---------- Stored data ----------

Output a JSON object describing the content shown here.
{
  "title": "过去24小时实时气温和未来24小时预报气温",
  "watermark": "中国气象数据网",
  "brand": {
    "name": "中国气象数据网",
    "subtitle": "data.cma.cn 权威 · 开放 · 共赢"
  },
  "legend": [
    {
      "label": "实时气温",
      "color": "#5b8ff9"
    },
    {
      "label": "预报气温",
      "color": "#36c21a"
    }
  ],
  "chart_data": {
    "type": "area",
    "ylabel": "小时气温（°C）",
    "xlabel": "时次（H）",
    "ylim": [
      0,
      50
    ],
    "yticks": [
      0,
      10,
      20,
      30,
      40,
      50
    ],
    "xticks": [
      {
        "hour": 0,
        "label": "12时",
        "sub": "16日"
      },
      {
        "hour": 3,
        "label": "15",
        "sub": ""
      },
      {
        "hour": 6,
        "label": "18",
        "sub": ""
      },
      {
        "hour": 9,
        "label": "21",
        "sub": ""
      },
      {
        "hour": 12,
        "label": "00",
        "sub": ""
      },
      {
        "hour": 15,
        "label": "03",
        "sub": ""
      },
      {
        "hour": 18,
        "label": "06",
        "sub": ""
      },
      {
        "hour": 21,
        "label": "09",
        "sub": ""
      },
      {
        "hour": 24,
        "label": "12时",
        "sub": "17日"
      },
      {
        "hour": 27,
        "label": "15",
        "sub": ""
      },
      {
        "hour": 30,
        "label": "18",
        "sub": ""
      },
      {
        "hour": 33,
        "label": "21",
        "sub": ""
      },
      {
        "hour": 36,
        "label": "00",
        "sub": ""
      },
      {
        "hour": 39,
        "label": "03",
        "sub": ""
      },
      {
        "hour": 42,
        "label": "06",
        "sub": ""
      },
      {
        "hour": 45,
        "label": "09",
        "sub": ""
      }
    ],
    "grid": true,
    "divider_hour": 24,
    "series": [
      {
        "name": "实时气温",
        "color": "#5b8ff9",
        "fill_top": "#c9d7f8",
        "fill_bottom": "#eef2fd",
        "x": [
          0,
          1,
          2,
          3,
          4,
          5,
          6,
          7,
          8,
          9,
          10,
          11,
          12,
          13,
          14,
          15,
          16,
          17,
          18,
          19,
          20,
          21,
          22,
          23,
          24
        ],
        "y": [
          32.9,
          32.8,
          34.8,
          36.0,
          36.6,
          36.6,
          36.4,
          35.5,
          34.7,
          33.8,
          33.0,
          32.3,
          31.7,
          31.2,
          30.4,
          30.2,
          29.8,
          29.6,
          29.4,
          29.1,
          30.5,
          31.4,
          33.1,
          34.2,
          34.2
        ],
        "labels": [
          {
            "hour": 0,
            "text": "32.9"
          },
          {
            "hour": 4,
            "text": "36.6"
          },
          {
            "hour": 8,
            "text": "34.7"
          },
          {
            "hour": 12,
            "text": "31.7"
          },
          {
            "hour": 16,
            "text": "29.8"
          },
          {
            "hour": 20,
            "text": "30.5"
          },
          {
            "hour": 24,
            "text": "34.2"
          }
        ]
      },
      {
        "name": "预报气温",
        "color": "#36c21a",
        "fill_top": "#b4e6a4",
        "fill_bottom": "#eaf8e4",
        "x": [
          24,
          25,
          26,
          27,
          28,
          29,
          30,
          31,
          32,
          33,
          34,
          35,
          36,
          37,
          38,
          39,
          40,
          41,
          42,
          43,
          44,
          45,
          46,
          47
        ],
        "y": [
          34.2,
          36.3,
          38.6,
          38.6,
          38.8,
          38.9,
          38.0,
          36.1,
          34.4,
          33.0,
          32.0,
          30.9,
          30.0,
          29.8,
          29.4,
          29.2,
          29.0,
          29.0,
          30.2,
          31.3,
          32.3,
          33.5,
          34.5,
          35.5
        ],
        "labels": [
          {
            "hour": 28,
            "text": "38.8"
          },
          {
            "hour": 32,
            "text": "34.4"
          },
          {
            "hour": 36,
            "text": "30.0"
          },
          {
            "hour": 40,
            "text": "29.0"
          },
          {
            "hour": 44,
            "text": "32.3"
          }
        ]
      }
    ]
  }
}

----------

-- Your task --
Repeat the records above exactly as they appear.

-- Output for this exercise --
Output a JSON object describing the content shown here.
{
  "title": "过去24小时实时气温和未来24小时预报气温",
  "watermark": "中国气象数据网",
  "brand": {
    "name": "中国气象数据网",
    "subtitle": "data.cma.cn 权威 · 开放 · 共赢"
  },
  "legend": [
    {
      "label": "实时气温",
      "color": "#5b8ff9"
    },
    {
      "label": "预报气温",
      "color": "#36c21a"
    }
  ],
  "chart_data": {
    "type": "area",
    "ylabel": "小时气温（°C）",
    "xlabel": "时次（H）",
    "ylim": [
      0,
      50
    ],
    "yticks": [
      0,
      10,
      20,
      30,
      40,
      50
    ],
    "xticks": [
      {
        "hour": 0,
        "label": "12时",
        "sub": "16日"
      },
      {
        "hour": 3,
        "label": "15",
        "sub": ""
      },
      {
        "hour": 6,
        "label": "18",
        "sub": ""
      },
      {
        "hour": 9,
        "label": "21",
        "sub": ""
      },
      {
        "hour": 12,
        "label": "00",
        "sub": ""
      },
      {
        "hour": 15,
        "label": "03",
        "sub": ""
      },
      {
        "hour": 18,
        "label": "06",
        "sub": ""
      },
      {
        "hour": 21,
        "label": "09",
        "sub": ""
      },
      {
        "hour": 24,
        "label": "12时",
        "sub": "17日"
      },
      {
        "hour": 27,
        "label": "15",
        "sub": ""
      },
      {
        "hour": 30,
        "label": "18",
        "sub": ""
      },
      {
        "hour": 33,
        "label": "21",
        "sub": ""
      },
      {
        "hour": 36,
        "label": "00",
        "sub": ""
      },
      {
        "hour": 39,
        "label": "03",
        "sub": ""
      },
      {
        "hour": 42,
        "label": "06",
        "sub": ""
      },
      {
        "hour": 45,
        "label": "09",
        "sub": ""
      }
    ],
    "grid": true,
    "divider_hour": 24,
    "series": [
      {
        "name": "实时气温",
        "color": "#5b8ff9",
        "fill_top": "#c9d7f8",
        "fill_bottom": "#eef2fd",
        "x": [
          0,
          1,
          2,
          3,
          4,
          5,
          6,
          7,
          8,
          9,
          10,
          11,
          12,
          13,
          14,
          15,
          16,
          17,
          18,
          19,
          20,
          21,
          22,
          23,
          24
        ],
        "y": [
          32.9,
          32.8,
          34.8,
          36.0,
          36.6,
          36.6,
          36.4,
          35.5,
          34.7,
          33.8,
          33.0,
          32.3,
          31.7,
          31.2,
          30.4,
          30.2,
          29.8,
          29.6,
          29.4,
          29.1,
          30.5,
          31.4,
          33.1,
          34.2,
          34.2
        ],
        "labels": [
          {
            "hour": 0,
            "text": "32.9"
          },
          {
            "hour": 4,
            "text": "36.6"
          },
          {
            "hour": 8,
            "text": "34.7"
          },
          {
            "hour": 12,
            "text": "31.7"
          },
          {
            "hour": 16,
            "text": "29.8"
          },
          {
            "hour": 20,
            "text": "30.5"
          },
          {
            "hour": 24,
            "text": "34.2"
          }
        ]
      },
      {
        "name": "预报气温",
        "color": "#36c21a",
        "fill_top": "#b4e6a4",
        "fill_bottom": "#eaf8e4",
        "x": [
          24,
          25,
          26,
          27,
          28,
          29,
          30,
          31,
          32,
          33,
          34,
          35,
          36,
          37,
          38,
          39,
          40,
          41,
          42,
          43,
          44,
          45,
          46,
          47
        ],
        "y": [
          34.2,
          36.3,
          38.6,
          38.6,
          38.8,
          38.9,
          38.0,
          36.1,
          34.4,
          33.0,
          32.0,
          30.9,
          30.0,
          29.8,
          29.4,
          29.2,
          29.0,
          29.0,
          30.2,
          31.3,
          32.3,
          33.5,
          34.5,
          35.5
        ],
        "labels": [
          {
            "hour": 28,
            "text": "38.8"
          },
          {
            "hour": 32,
            "text": "34.4"
          },
          {
            "hour": 36,
            "text": "30.0"
          },
          {
            "hour": 40,
            "text": "29.0"
          },
          {
            "hour": 44,
            "text": "32.3"
          }
        ]
      }
    ]
  }
}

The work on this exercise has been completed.